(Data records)
[Start]
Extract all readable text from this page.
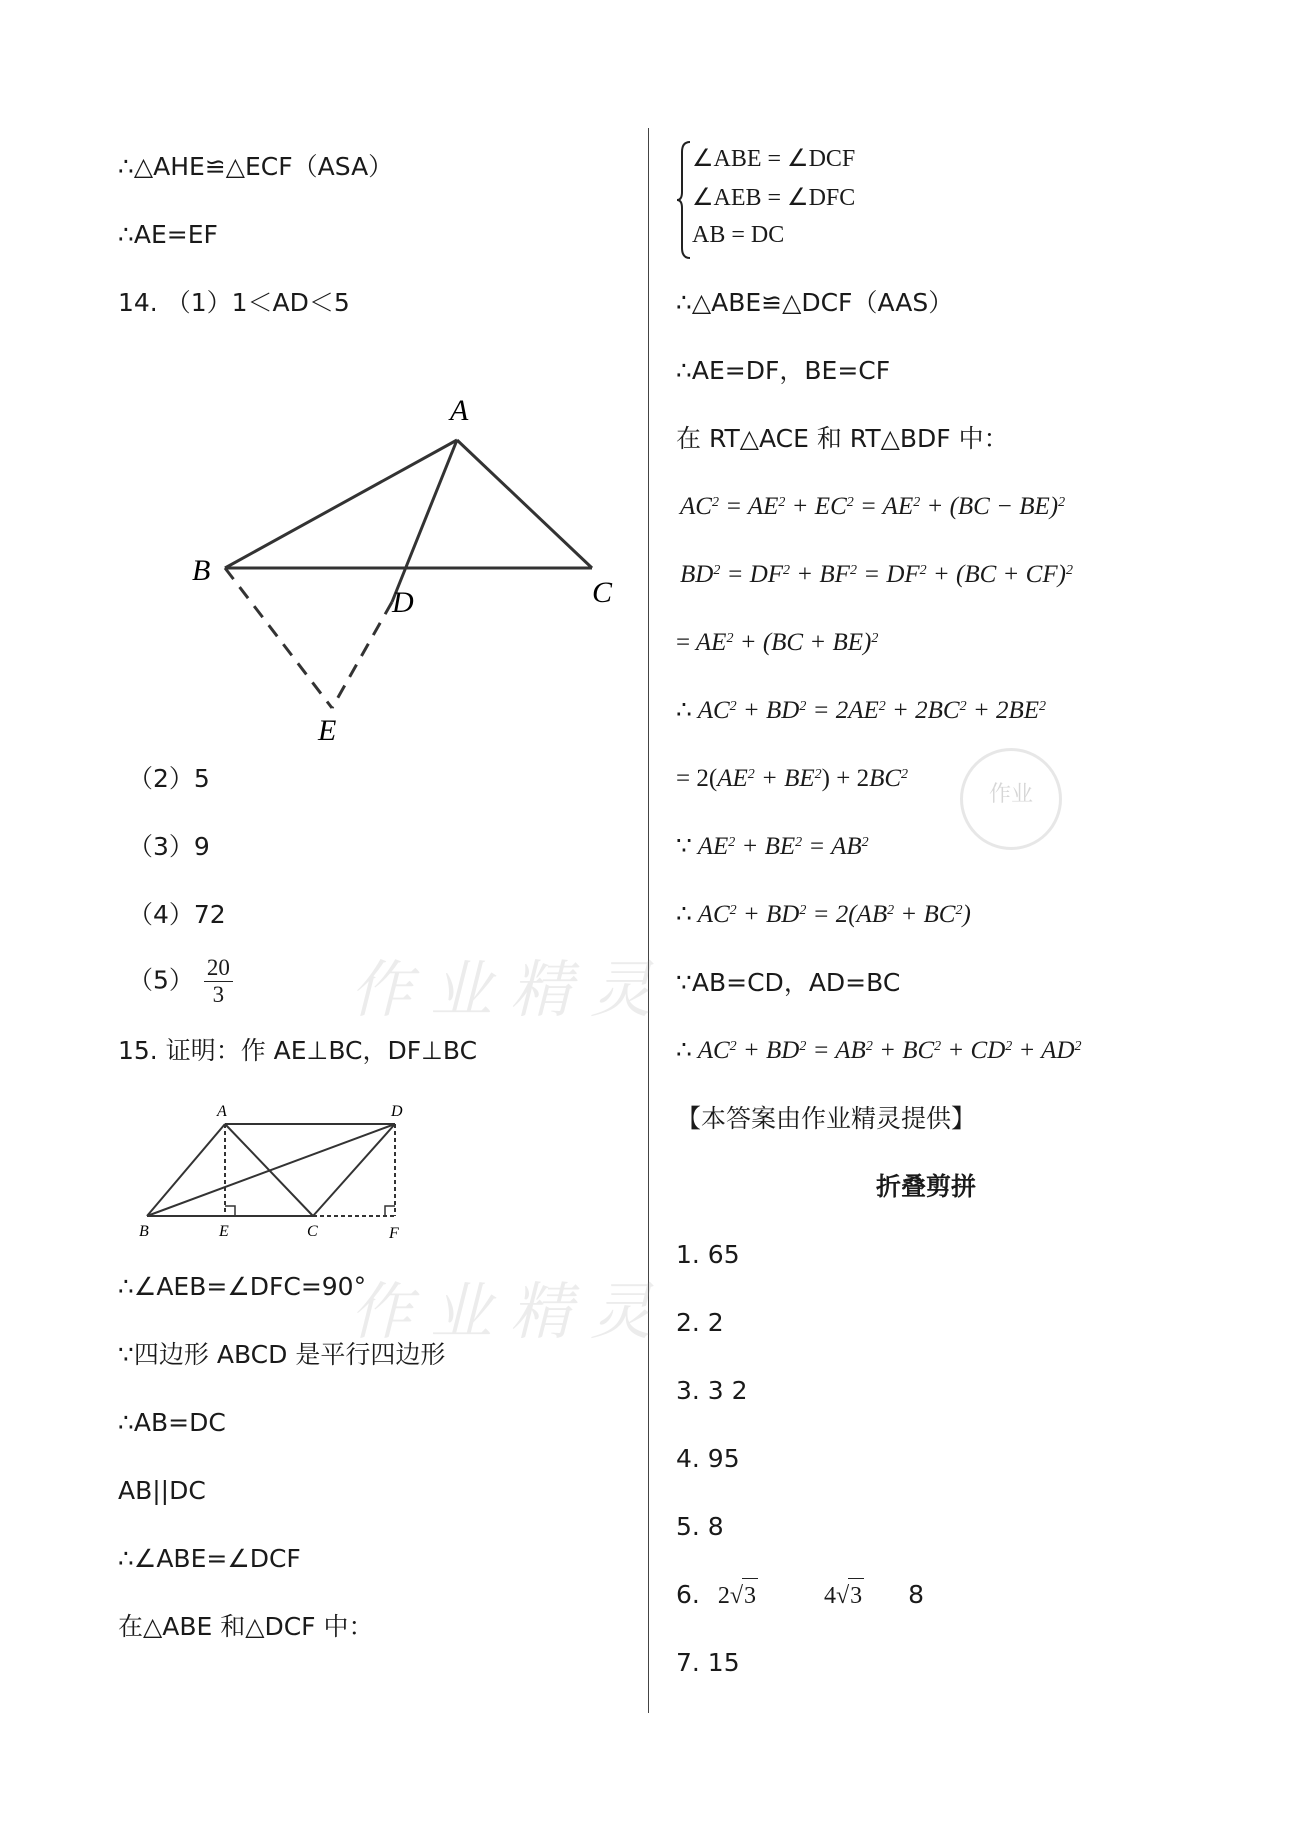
∴△AHE≌△ECF（ASA）
∴AE=EF
14. （1）1＜AD＜5
A
B
C
D
E
（2）5
（3）9
（4）72
$(5) \frac{20}{3}$
15. 证明：作 AE⊥BC，DF⊥BC
A	D
B	E	C	F
∴∠AEB=∠DFC=90°
∵四边形 ABCD 是平行四边形
∴AB=DC
AB||DC
∴∠ABE=∠DCF
在△ABE 和△DCF 中：
作业精灵
作业精灵
∠ABE = ∠DCF
∠AEB = ∠DFC
AB = DC
∴△ABE≌△DCF（AAS）
∴AE=DF，BE=CF
在 RT△ACE 和 RT△BDF 中：
$AC^2 = AE^2 + EC^2 = AE^2 + (BC - BE)^2$
$BD^2 = DF^2 + BF^2 = DF^2 + (BC + CF)^2$
= $AE^2 + (BC + BE)^2$
∴ $AC^2 + BD^2 = 2AE^2 + 2BC^2 + 2BE^2$
= $2(AE^2 + BE^2) + 2BC^2$
∵ $AE^2 + BE^2 = AB^2$
∴ $AC^2 + BD^2 = 2(AB^2 + BC^2)$
∵AB=CD，AD=BC
∴ $AC^2 + BD^2 = AB^2 + BC^2 + CD^2 + AD^2$
作业
【本答案由作业精灵提供】
折叠剪拼
1. 65
2. 2
3. 3 2
4. 95
5. 8
6. 2√3	4√3 8
7. 15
[End]
• Set task:
Transcribe the material exactly, leaving every picture out.

• Solved exercise:
Extract all readable text from this page.
∴△AHE≌△ECF（ASA）
∴AE=EF
14. （1）1＜AD＜5
A
B
C
D
E
（2）5
（3）9
（4）72
$(5) \frac{20}{3}$
15. 证明：作 AE⊥BC，DF⊥BC
A	D
B	E	C	F
∴∠AEB=∠DFC=90°
∵四边形 ABCD 是平行四边形
∴AB=DC
AB||DC
∴∠ABE=∠DCF
在△ABE 和△DCF 中：
作业精灵
作业精灵
∠ABE = ∠DCF
∠AEB = ∠DFC
AB = DC
∴△ABE≌△DCF（AAS）
∴AE=DF，BE=CF
在 RT△ACE 和 RT△BDF 中：
$AC^2 = AE^2 + EC^2 = AE^2 + (BC - BE)^2$
$BD^2 = DF^2 + BF^2 = DF^2 + (BC + CF)^2$
= $AE^2 + (BC + BE)^2$
∴ $AC^2 + BD^2 = 2AE^2 + 2BC^2 + 2BE^2$
= $2(AE^2 + BE^2) + 2BC^2$
∵ $AE^2 + BE^2 = AB^2$
∴ $AC^2 + BD^2 = 2(AB^2 + BC^2)$
∵AB=CD，AD=BC
∴ $AC^2 + BD^2 = AB^2 + BC^2 + CD^2 + AD^2$
作业
【本答案由作业精灵提供】
折叠剪拼
1. 65
2. 2
3. 3 2
4. 95
5. 8
6. 2√3	4√3 8
7. 15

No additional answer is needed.